COMPITI DA SVOLGERE –
a – Nel brano sull'Amazzonia delle città, da quale anno padre Angelo Da Maren svolge il suo ministero a Macapà?
b – Riassumi in due frasi il brano sull'Amazzonia delle città.
c – Riporta fedelmente la parte del brano sull'Amazzonia delle città che comincia con "Ci sono i piccoli" e termina con "dello Stato dell’Amapà.".

───── BRANO PROPOSTO ─────

«Il Sinodo parli anche all’Amazzonia delle città»

«Il Sinodo parli anche all’Amazzonia delle città»

Padre Angelo Da Maren, missionario del Pime a Macapà: «Un passo oltre l’omologazione anche nelle periferie delle città che oggi esplodono ai margini della foresta»

 

Ci sono i piccoli villaggi, sperduti nei mille rivoli del grande fiume. Ma oggi c’è anche un altro volto dell’Amazzonia non meno ricco di sfide che non si può dimenticare. È l’Amazzonia delle città, letteralmente esplose negli ultimi decenni ai margini della foresta. Dove le sfide per una presenza missionaria della Chiesa oggi non sono meno significative. È quanto – proprio in queste settimane in cui a Roma si celebra il Sinodo – ci racconta padre Angelo Da Maren, missionario del Pime originario della provincia di Treviso, dal 1973 impegnato nel suo ministero a Macapà, la grande città dello Stato dell’Amapà.

───── DATI FORNITI ─────

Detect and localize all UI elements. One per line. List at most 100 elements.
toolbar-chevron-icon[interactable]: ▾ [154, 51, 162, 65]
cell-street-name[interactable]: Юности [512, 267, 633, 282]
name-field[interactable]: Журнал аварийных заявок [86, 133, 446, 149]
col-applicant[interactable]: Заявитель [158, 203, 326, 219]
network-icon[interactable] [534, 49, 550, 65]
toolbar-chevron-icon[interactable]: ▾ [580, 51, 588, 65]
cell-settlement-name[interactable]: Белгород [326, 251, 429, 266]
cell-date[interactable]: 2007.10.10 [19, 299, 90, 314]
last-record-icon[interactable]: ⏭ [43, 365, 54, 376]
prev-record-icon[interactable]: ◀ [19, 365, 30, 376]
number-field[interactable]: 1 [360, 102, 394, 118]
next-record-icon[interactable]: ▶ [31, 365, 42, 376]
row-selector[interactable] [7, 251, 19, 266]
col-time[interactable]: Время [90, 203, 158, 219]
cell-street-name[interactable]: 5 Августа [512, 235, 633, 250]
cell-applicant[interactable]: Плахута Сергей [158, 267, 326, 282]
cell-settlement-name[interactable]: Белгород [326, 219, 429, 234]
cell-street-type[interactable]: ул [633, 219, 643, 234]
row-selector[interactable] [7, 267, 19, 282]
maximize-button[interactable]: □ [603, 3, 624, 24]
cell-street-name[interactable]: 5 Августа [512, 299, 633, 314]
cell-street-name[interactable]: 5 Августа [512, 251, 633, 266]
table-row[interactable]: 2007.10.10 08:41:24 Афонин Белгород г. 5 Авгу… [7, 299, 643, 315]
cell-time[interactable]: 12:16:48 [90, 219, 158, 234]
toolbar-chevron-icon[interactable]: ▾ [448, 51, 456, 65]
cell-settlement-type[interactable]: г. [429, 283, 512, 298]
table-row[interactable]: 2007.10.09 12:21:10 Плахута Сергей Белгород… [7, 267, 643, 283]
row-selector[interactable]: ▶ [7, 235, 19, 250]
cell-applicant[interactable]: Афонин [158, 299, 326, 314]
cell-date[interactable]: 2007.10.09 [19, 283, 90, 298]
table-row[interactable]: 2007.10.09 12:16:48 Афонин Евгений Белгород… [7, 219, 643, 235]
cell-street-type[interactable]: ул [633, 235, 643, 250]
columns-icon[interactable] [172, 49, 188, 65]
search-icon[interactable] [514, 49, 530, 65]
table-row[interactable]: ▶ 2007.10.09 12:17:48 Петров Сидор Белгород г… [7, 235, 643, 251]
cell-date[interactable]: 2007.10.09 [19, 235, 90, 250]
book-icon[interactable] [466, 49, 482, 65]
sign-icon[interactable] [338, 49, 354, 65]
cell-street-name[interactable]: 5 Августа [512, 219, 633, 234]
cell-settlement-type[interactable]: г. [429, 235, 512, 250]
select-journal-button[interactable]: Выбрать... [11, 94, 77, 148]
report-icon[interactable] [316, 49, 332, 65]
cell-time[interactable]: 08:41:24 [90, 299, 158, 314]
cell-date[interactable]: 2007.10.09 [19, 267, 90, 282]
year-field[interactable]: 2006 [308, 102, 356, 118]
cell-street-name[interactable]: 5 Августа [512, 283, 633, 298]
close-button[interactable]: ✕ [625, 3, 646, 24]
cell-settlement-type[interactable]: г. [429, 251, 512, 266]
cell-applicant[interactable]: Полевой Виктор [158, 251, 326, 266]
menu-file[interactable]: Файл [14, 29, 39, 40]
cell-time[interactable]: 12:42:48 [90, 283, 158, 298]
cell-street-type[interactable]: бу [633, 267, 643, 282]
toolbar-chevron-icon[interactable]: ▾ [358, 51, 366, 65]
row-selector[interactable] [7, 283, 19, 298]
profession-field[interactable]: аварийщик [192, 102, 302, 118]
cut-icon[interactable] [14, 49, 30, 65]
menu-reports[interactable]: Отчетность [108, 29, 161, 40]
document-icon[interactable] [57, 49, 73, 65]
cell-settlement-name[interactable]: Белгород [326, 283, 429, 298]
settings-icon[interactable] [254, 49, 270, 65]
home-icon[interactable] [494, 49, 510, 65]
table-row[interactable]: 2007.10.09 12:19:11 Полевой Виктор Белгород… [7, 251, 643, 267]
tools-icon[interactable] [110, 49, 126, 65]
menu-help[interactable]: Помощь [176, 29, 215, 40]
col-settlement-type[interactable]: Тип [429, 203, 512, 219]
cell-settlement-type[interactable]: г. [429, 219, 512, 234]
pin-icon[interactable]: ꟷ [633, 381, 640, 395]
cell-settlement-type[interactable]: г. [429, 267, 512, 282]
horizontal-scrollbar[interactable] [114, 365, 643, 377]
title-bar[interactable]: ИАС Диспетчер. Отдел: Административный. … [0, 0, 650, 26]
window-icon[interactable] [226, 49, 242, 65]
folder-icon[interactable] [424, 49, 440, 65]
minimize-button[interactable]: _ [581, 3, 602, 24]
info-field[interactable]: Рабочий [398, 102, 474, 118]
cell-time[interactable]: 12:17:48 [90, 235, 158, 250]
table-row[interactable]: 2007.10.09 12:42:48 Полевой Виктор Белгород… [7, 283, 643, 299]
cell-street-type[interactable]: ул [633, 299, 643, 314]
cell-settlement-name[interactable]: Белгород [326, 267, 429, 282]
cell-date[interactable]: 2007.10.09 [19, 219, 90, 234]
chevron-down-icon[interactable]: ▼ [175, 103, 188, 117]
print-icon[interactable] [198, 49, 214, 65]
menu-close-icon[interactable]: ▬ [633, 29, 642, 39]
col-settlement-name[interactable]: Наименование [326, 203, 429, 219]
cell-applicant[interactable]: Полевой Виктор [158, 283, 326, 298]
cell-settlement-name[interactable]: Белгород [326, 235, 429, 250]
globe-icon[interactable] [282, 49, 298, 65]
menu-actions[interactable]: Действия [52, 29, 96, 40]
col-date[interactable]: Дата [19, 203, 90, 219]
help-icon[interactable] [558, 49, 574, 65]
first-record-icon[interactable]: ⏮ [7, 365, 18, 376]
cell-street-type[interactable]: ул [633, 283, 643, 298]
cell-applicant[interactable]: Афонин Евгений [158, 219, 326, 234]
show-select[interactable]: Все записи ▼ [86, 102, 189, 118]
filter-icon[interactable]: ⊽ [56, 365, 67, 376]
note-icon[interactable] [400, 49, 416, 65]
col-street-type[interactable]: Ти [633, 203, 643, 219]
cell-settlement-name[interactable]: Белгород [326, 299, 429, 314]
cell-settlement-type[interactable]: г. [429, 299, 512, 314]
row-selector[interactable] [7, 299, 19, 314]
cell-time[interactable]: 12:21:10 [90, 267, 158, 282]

─────

SOLUZIONI –
a – Dal 1973.

b – Oltre ai piccoli villaggi lungo il grande fiume esiste un'Amazzonia delle città, cresciute enormemente negli ultimi decenni ai margini della foresta, dove la presenza missionaria della Chiesa affronta sfide non meno significative. Lo racconta, mentre a Roma si celebra il Sinodo, padre Angelo Da Maren, missionario del Pime impegnato dal 1973 a Macapà, nello Stato dell'Amapà.

c –
Ci sono i piccoli villaggi, sperduti nei mille rivoli del grande fiume. Ma oggi c’è anche un altro volto dell’Amazzonia non meno ricco di sfide che non si può dimenticare. È l’Amazzonia delle città, letteralmente esplose negli ultimi decenni ai margini della foresta. Dove le sfide per una presenza missionaria della Chiesa oggi non sono meno significative. È quanto – proprio in queste settimane in cui a Roma si celebra il Sinodo – ci racconta padre Angelo Da Maren, missionario del Pime originario della provincia di Treviso, dal 1973 impegnato nel suo ministero a Macapà, la grande città dello Stato dell’Amapà.